GOAL :: Please say how many lines of the listing hold "rapports", with no other words in the answer.

Some records:
===============
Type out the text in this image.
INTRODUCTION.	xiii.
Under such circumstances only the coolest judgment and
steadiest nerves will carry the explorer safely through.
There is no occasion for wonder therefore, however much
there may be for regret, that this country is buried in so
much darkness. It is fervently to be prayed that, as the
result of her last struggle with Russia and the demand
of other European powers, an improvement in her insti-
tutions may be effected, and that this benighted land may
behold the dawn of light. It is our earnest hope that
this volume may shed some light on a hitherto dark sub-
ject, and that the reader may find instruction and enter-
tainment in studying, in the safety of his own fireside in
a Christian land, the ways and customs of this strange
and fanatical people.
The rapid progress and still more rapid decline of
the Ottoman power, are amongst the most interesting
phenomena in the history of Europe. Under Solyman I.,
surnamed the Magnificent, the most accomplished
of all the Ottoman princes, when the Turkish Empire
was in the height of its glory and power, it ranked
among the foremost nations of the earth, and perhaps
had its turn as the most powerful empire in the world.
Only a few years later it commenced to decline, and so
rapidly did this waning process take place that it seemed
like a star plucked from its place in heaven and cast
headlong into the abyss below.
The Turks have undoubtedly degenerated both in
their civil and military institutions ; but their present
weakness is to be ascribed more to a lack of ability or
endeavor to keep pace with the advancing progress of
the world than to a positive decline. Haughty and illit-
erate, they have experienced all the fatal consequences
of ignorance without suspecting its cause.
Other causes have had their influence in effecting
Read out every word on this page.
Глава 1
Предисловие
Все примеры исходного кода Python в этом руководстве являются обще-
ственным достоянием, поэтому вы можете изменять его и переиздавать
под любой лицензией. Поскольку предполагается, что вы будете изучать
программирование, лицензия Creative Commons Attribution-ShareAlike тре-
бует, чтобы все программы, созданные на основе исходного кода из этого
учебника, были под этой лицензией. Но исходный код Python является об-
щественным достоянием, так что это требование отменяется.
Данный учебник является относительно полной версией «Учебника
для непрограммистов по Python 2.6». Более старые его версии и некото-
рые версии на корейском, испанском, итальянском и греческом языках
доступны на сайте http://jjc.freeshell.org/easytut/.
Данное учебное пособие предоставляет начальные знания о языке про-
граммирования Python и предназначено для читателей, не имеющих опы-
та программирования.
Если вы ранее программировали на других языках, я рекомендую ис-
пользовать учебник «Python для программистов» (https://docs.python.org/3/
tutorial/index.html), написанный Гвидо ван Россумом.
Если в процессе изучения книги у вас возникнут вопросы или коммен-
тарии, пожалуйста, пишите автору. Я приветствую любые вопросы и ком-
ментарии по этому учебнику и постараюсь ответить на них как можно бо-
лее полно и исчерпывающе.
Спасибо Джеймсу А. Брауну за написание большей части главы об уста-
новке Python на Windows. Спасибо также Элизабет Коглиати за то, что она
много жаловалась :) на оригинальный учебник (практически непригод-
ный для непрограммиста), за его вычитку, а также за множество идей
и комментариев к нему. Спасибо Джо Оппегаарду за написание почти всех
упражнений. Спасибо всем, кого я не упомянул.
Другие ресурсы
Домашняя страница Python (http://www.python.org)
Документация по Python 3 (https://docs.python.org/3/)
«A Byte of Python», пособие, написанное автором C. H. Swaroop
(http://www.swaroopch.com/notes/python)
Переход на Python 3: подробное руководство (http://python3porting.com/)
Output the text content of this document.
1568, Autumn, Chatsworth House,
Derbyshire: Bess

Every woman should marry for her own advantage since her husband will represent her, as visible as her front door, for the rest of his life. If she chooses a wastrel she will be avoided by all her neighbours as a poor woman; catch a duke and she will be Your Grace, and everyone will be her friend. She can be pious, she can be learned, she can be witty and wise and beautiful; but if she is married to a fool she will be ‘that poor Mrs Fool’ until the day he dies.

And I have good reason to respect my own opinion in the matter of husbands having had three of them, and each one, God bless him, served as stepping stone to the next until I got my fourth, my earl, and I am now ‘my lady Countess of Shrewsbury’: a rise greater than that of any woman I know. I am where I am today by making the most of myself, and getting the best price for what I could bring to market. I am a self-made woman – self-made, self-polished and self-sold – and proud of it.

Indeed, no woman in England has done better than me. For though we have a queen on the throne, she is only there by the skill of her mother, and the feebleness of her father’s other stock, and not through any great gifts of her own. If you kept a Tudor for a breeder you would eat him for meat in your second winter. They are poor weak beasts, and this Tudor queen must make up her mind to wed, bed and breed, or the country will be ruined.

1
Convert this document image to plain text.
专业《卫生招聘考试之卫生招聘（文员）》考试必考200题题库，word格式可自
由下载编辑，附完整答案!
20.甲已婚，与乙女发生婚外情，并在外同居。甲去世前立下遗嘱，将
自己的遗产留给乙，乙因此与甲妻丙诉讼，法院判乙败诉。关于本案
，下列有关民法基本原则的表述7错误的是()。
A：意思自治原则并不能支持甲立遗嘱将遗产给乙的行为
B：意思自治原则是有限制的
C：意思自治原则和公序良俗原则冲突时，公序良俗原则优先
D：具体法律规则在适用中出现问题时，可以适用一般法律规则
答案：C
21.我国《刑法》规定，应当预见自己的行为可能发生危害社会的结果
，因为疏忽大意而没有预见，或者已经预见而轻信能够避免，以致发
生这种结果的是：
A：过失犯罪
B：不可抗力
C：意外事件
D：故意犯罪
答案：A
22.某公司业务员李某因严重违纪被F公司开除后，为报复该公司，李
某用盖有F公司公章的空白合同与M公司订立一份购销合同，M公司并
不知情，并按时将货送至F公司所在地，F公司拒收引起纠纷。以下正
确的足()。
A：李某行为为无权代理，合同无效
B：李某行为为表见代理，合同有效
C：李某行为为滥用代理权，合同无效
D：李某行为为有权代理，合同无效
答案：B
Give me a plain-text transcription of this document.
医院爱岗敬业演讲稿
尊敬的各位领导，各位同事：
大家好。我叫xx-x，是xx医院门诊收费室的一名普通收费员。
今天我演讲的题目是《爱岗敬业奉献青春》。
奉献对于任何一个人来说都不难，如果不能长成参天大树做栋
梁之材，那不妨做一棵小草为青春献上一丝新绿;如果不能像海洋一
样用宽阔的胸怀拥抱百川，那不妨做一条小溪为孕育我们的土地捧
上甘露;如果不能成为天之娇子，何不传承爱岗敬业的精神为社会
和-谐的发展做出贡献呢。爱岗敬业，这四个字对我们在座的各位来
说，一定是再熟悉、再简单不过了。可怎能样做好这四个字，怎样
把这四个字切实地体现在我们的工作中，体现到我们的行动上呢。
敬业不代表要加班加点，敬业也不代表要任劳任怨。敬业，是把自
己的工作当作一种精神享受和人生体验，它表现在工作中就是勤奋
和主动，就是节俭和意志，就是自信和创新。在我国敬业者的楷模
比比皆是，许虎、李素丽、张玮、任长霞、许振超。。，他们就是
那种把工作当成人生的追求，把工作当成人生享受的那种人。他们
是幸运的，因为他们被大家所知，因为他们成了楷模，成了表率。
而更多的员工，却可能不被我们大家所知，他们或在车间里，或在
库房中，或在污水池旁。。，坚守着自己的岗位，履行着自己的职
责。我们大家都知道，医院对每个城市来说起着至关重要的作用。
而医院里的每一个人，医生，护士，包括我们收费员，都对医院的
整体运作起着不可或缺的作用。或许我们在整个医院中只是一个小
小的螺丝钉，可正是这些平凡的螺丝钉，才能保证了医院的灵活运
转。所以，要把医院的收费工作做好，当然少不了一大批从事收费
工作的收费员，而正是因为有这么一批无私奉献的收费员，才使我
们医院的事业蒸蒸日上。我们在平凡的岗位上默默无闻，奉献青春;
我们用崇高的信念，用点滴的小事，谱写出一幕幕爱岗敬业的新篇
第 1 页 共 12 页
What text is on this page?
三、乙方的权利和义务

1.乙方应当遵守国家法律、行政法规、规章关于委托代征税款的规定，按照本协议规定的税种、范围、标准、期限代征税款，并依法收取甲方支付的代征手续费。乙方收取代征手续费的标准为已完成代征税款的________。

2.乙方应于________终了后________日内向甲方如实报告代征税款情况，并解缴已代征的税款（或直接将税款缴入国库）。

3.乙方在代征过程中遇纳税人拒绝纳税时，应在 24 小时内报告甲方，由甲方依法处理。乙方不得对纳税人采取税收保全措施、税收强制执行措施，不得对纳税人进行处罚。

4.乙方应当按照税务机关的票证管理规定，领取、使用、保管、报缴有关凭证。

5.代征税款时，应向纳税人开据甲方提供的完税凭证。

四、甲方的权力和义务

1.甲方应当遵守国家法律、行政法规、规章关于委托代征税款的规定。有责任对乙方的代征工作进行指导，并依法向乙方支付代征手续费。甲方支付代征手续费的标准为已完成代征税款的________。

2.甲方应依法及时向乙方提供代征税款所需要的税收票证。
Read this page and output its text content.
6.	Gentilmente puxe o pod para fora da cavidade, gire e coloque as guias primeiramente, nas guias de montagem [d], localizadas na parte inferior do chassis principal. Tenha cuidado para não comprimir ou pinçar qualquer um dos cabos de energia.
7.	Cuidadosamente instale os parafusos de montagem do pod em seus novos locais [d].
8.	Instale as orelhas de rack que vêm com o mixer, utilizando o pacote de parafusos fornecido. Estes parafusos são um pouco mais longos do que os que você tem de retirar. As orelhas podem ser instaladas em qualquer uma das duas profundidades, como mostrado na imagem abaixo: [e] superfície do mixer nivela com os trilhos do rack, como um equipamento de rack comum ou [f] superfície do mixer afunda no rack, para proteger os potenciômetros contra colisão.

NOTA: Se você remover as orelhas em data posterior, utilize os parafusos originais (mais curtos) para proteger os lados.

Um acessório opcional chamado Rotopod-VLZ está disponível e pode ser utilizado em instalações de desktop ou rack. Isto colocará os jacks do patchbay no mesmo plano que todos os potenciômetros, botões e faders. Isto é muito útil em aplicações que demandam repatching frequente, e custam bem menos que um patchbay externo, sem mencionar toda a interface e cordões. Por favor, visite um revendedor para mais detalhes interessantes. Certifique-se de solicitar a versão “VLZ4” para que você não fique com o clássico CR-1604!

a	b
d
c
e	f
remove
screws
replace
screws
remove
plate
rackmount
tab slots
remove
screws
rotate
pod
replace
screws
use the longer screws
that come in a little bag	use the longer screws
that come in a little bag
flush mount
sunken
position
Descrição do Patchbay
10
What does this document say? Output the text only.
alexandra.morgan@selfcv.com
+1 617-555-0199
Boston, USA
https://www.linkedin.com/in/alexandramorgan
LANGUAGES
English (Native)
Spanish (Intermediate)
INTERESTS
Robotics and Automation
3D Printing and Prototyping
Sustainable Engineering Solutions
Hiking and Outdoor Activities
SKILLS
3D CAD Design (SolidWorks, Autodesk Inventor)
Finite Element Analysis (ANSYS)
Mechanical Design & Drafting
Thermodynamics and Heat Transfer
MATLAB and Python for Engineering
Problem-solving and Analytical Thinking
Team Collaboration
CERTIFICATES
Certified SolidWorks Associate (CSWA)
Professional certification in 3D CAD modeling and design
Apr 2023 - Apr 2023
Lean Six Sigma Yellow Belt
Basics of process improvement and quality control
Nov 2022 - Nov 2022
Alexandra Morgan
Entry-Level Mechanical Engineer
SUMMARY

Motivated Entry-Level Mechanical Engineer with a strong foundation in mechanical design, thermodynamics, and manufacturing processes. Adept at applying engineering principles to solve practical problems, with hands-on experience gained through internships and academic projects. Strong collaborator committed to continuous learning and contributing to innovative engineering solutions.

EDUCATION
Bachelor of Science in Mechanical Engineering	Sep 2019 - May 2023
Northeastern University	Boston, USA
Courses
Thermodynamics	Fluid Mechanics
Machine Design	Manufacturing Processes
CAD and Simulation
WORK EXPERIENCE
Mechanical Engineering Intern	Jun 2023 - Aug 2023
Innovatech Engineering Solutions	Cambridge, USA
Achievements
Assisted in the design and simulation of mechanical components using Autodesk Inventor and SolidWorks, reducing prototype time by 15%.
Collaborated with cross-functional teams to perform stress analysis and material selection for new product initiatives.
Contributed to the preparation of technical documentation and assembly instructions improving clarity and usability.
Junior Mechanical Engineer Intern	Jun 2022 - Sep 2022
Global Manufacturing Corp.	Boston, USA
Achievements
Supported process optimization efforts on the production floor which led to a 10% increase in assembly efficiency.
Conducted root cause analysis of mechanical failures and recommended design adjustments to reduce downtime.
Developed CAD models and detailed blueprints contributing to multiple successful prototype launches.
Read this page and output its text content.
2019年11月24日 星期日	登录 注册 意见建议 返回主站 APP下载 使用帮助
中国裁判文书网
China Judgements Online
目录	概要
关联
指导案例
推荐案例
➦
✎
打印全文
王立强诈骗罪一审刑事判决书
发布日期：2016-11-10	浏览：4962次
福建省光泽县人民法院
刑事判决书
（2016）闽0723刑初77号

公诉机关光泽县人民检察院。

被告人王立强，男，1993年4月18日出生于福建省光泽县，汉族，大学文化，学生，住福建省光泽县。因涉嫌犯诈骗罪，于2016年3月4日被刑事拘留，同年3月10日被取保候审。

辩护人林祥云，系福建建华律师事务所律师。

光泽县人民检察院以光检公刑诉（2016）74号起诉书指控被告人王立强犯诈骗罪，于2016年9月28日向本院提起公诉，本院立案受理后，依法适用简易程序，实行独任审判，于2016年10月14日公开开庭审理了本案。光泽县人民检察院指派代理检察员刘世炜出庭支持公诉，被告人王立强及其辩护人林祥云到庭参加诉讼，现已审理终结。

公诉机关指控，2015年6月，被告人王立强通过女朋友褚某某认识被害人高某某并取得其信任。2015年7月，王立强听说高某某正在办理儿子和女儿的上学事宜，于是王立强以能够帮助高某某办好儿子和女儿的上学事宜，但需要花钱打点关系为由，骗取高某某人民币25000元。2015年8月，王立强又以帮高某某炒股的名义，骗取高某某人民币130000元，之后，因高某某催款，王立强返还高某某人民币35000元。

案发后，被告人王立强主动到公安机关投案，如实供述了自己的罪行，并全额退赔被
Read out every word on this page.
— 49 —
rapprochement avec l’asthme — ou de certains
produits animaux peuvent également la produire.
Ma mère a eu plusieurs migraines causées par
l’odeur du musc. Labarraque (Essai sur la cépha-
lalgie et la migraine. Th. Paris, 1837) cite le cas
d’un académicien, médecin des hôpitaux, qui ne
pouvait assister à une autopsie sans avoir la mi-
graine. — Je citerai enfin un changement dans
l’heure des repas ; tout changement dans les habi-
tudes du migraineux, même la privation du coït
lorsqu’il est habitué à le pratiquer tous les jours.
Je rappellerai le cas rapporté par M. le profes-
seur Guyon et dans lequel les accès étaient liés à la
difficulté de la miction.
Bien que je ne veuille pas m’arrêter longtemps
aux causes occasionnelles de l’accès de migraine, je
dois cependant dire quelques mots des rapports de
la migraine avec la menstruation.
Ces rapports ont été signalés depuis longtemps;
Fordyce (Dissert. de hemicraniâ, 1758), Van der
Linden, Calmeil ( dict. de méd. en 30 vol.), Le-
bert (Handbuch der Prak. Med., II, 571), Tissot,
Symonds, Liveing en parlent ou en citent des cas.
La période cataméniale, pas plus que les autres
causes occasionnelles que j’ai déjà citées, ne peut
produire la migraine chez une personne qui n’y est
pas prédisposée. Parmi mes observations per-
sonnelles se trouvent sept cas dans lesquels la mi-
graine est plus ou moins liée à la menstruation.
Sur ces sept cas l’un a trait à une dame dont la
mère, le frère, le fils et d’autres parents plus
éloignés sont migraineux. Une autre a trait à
===============
SOLUTION TO THE EXERCISE :: 2